'''

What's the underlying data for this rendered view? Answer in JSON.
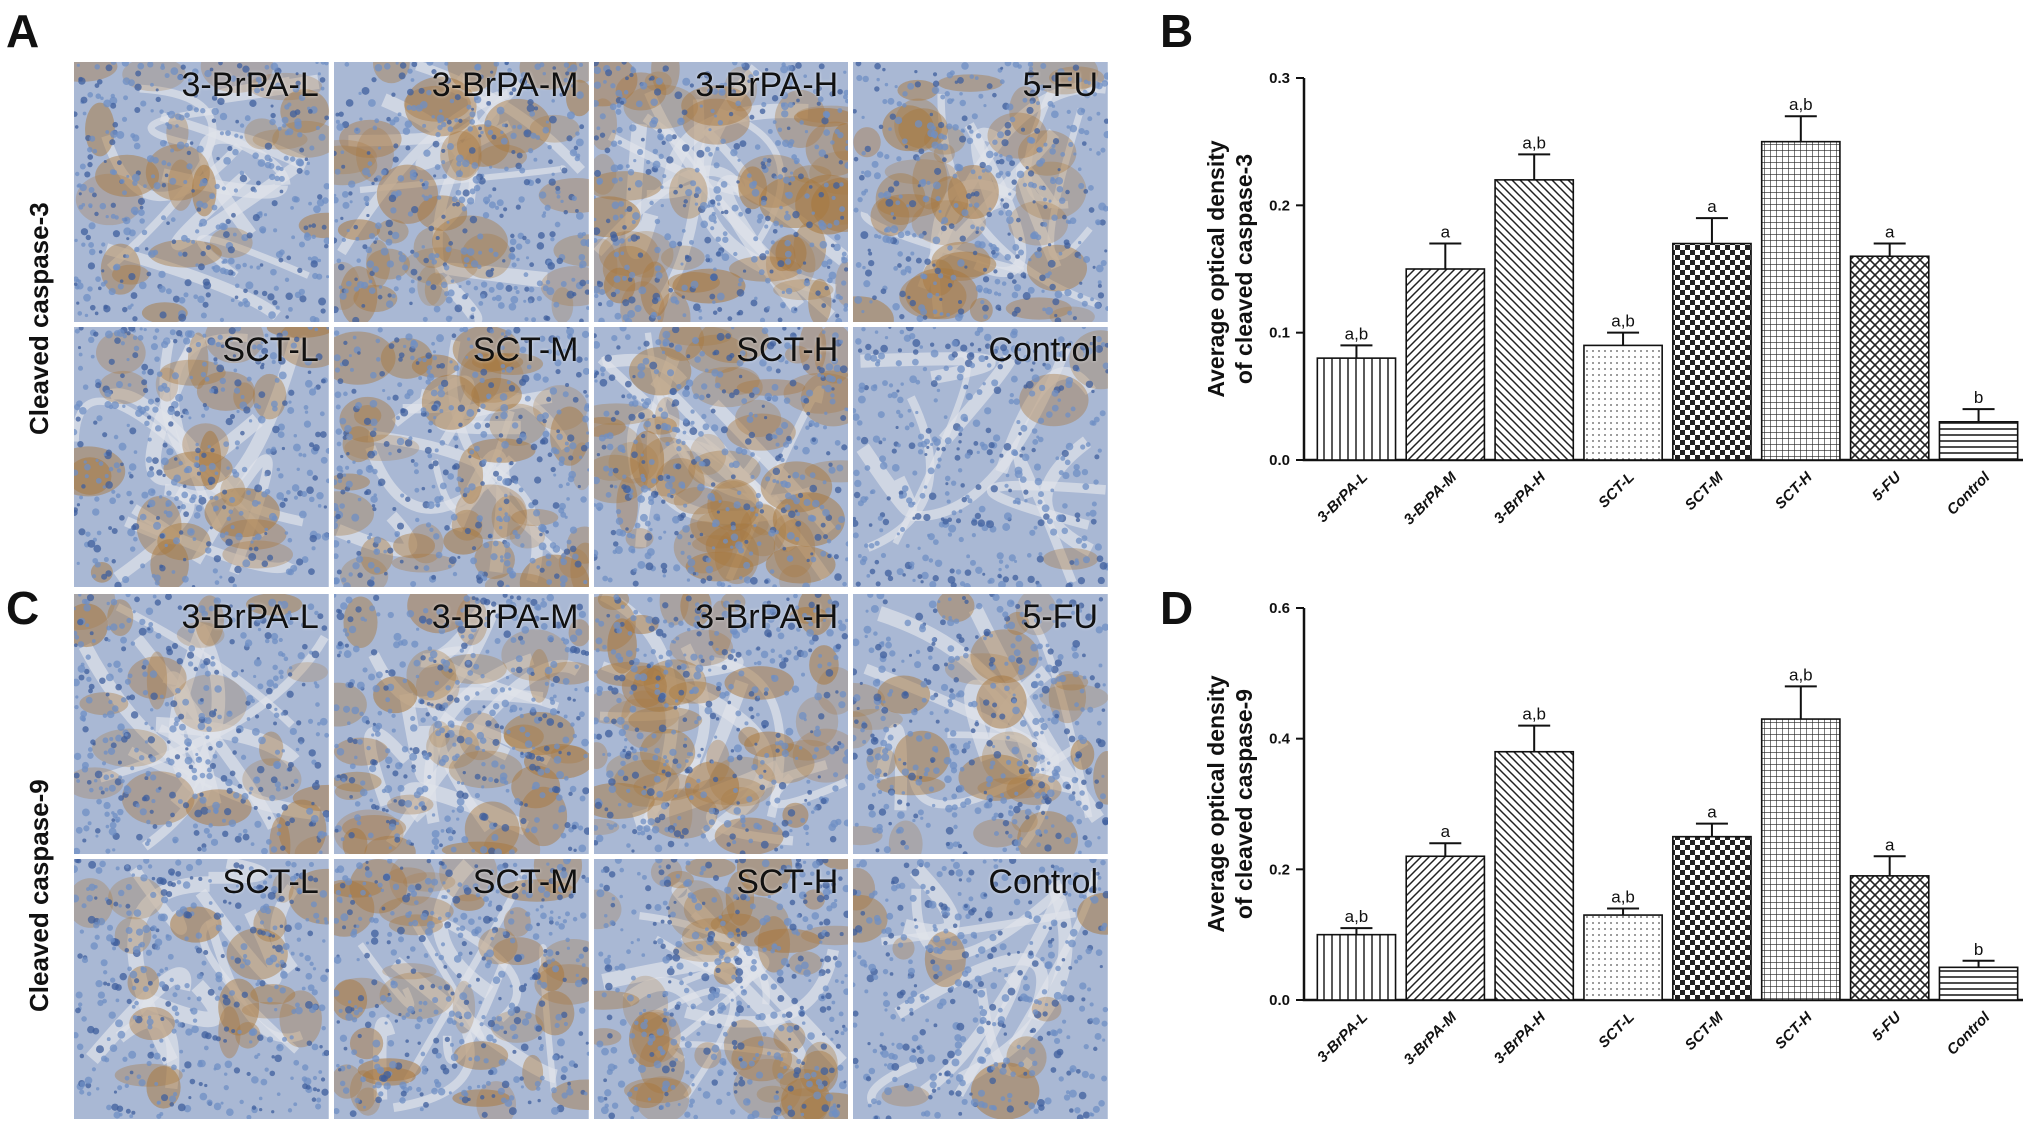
{
  "panels": {
    "A": {
      "letter": "A",
      "row_label": "Cleaved caspase-3",
      "tiles": [
        {
          "label": "3-BrPA-L",
          "stain": 0.35
        },
        {
          "label": "3-BrPA-M",
          "stain": 0.6
        },
        {
          "label": "3-BrPA-H",
          "stain": 0.75
        },
        {
          "label": "5-FU",
          "stain": 0.55
        },
        {
          "label": "SCT-L",
          "stain": 0.4
        },
        {
          "label": "SCT-M",
          "stain": 0.65
        },
        {
          "label": "SCT-H",
          "stain": 0.8
        },
        {
          "label": "Control",
          "stain": 0.05
        }
      ]
    },
    "C": {
      "letter": "C",
      "row_label": "Cleaved caspase-9",
      "tiles": [
        {
          "label": "3-BrPA-L",
          "stain": 0.35
        },
        {
          "label": "3-BrPA-M",
          "stain": 0.55
        },
        {
          "label": "3-BrPA-H",
          "stain": 0.75
        },
        {
          "label": "5-FU",
          "stain": 0.45
        },
        {
          "label": "SCT-L",
          "stain": 0.3
        },
        {
          "label": "SCT-M",
          "stain": 0.6
        },
        {
          "label": "SCT-H",
          "stain": 0.7
        },
        {
          "label": "Control",
          "stain": 0.15
        }
      ]
    },
    "B": {
      "letter": "B"
    },
    "D": {
      "letter": "D"
    }
  },
  "colors": {
    "tissue_blue": "#6f8fc4",
    "tissue_brown": "#a8783e",
    "tissue_light": "#dfe3ea",
    "axis": "#111111"
  },
  "chart_data": [
    {
      "type": "bar",
      "panel": "B",
      "categories": [
        "3-BrPA-L",
        "3-BrPA-M",
        "3-BrPA-H",
        "SCT-L",
        "SCT-M",
        "SCT-H",
        "5-FU",
        "Control"
      ],
      "values": [
        0.08,
        0.15,
        0.22,
        0.09,
        0.17,
        0.25,
        0.16,
        0.03
      ],
      "errors": [
        0.01,
        0.02,
        0.02,
        0.01,
        0.02,
        0.02,
        0.01,
        0.01
      ],
      "annotations": [
        "a,b",
        "a",
        "a,b",
        "a,b",
        "a",
        "a,b",
        "a",
        "b"
      ],
      "patterns": [
        "vlines",
        "diag-fwd",
        "diag-back",
        "dots",
        "checker",
        "grid",
        "cross",
        "hlines"
      ],
      "ylabel": "Average optical density\nof cleaved caspase-3",
      "ylim": [
        0,
        0.3
      ],
      "yticks": [
        "0.0",
        "0.1",
        "0.2",
        "0.3"
      ],
      "xlabel": "",
      "grid": false
    },
    {
      "type": "bar",
      "panel": "D",
      "categories": [
        "3-BrPA-L",
        "3-BrPA-M",
        "3-BrPA-H",
        "SCT-L",
        "SCT-M",
        "SCT-H",
        "5-FU",
        "Control"
      ],
      "values": [
        0.1,
        0.22,
        0.38,
        0.13,
        0.25,
        0.43,
        0.19,
        0.05
      ],
      "errors": [
        0.01,
        0.02,
        0.04,
        0.01,
        0.02,
        0.05,
        0.03,
        0.01
      ],
      "annotations": [
        "a,b",
        "a",
        "a,b",
        "a,b",
        "a",
        "a,b",
        "a",
        "b"
      ],
      "patterns": [
        "vlines",
        "diag-fwd",
        "diag-back",
        "dots",
        "checker",
        "grid",
        "cross",
        "hlines"
      ],
      "ylabel": "Average optical density\nof cleaved caspase-9",
      "ylim": [
        0,
        0.6
      ],
      "yticks": [
        "0.0",
        "0.2",
        "0.4",
        "0.6"
      ],
      "xlabel": "",
      "grid": false
    }
  ]
}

'''

» Your objective
Repeat each entry above word for word, leaving every picture out.

» Correct output
What's the underlying data for this rendered view? Answer in JSON.
{
  "panels": {
    "A": {
      "letter": "A",
      "row_label": "Cleaved caspase-3",
      "tiles": [
        {
          "label": "3-BrPA-L",
          "stain": 0.35
        },
        {
          "label": "3-BrPA-M",
          "stain": 0.6
        },
        {
          "label": "3-BrPA-H",
          "stain": 0.75
        },
        {
          "label": "5-FU",
          "stain": 0.55
        },
        {
          "label": "SCT-L",
          "stain": 0.4
        },
        {
          "label": "SCT-M",
          "stain": 0.65
        },
        {
          "label": "SCT-H",
          "stain": 0.8
        },
        {
          "label": "Control",
          "stain": 0.05
        }
      ]
    },
    "C": {
      "letter": "C",
      "row_label": "Cleaved caspase-9",
      "tiles": [
        {
          "label": "3-BrPA-L",
          "stain": 0.35
        },
        {
          "label": "3-BrPA-M",
          "stain": 0.55
        },
        {
          "label": "3-BrPA-H",
          "stain": 0.75
        },
        {
          "label": "5-FU",
          "stain": 0.45
        },
        {
          "label": "SCT-L",
          "stain": 0.3
        },
        {
          "label": "SCT-M",
          "stain": 0.6
        },
        {
          "label": "SCT-H",
          "stain": 0.7
        },
        {
          "label": "Control",
          "stain": 0.15
        }
      ]
    },
    "B": {
      "letter": "B"
    },
    "D": {
      "letter": "D"
    }
  },
  "colors": {
    "tissue_blue": "#6f8fc4",
    "tissue_brown": "#a8783e",
    "tissue_light": "#dfe3ea",
    "axis": "#111111"
  },
  "chart_data": [
    {
      "type": "bar",
      "panel": "B",
      "categories": [
        "3-BrPA-L",
        "3-BrPA-M",
        "3-BrPA-H",
        "SCT-L",
        "SCT-M",
        "SCT-H",
        "5-FU",
        "Control"
      ],
      "values": [
        0.08,
        0.15,
        0.22,
        0.09,
        0.17,
        0.25,
        0.16,
        0.03
      ],
      "errors": [
        0.01,
        0.02,
        0.02,
        0.01,
        0.02,
        0.02,
        0.01,
        0.01
      ],
      "annotations": [
        "a,b",
        "a",
        "a,b",
        "a,b",
        "a",
        "a,b",
        "a",
        "b"
      ],
      "patterns": [
        "vlines",
        "diag-fwd",
        "diag-back",
        "dots",
        "checker",
        "grid",
        "cross",
        "hlines"
      ],
      "ylabel": "Average optical density\nof cleaved caspase-3",
      "ylim": [
        0,
        0.3
      ],
      "yticks": [
        "0.0",
        "0.1",
        "0.2",
        "0.3"
      ],
      "xlabel": "",
      "grid": false
    },
    {
      "type": "bar",
      "panel": "D",
      "categories": [
        "3-BrPA-L",
        "3-BrPA-M",
        "3-BrPA-H",
        "SCT-L",
        "SCT-M",
        "SCT-H",
        "5-FU",
        "Control"
      ],
      "values": [
        0.1,
        0.22,
        0.38,
        0.13,
        0.25,
        0.43,
        0.19,
        0.05
      ],
      "errors": [
        0.01,
        0.02,
        0.04,
        0.01,
        0.02,
        0.05,
        0.03,
        0.01
      ],
      "annotations": [
        "a,b",
        "a",
        "a,b",
        "a,b",
        "a",
        "a,b",
        "a",
        "b"
      ],
      "patterns": [
        "vlines",
        "diag-fwd",
        "diag-back",
        "dots",
        "checker",
        "grid",
        "cross",
        "hlines"
      ],
      "ylabel": "Average optical density\nof cleaved caspase-9",
      "ylim": [
        0,
        0.6
      ],
      "yticks": [
        "0.0",
        "0.2",
        "0.4",
        "0.6"
      ],
      "xlabel": "",
      "grid": false
    }
  ]
}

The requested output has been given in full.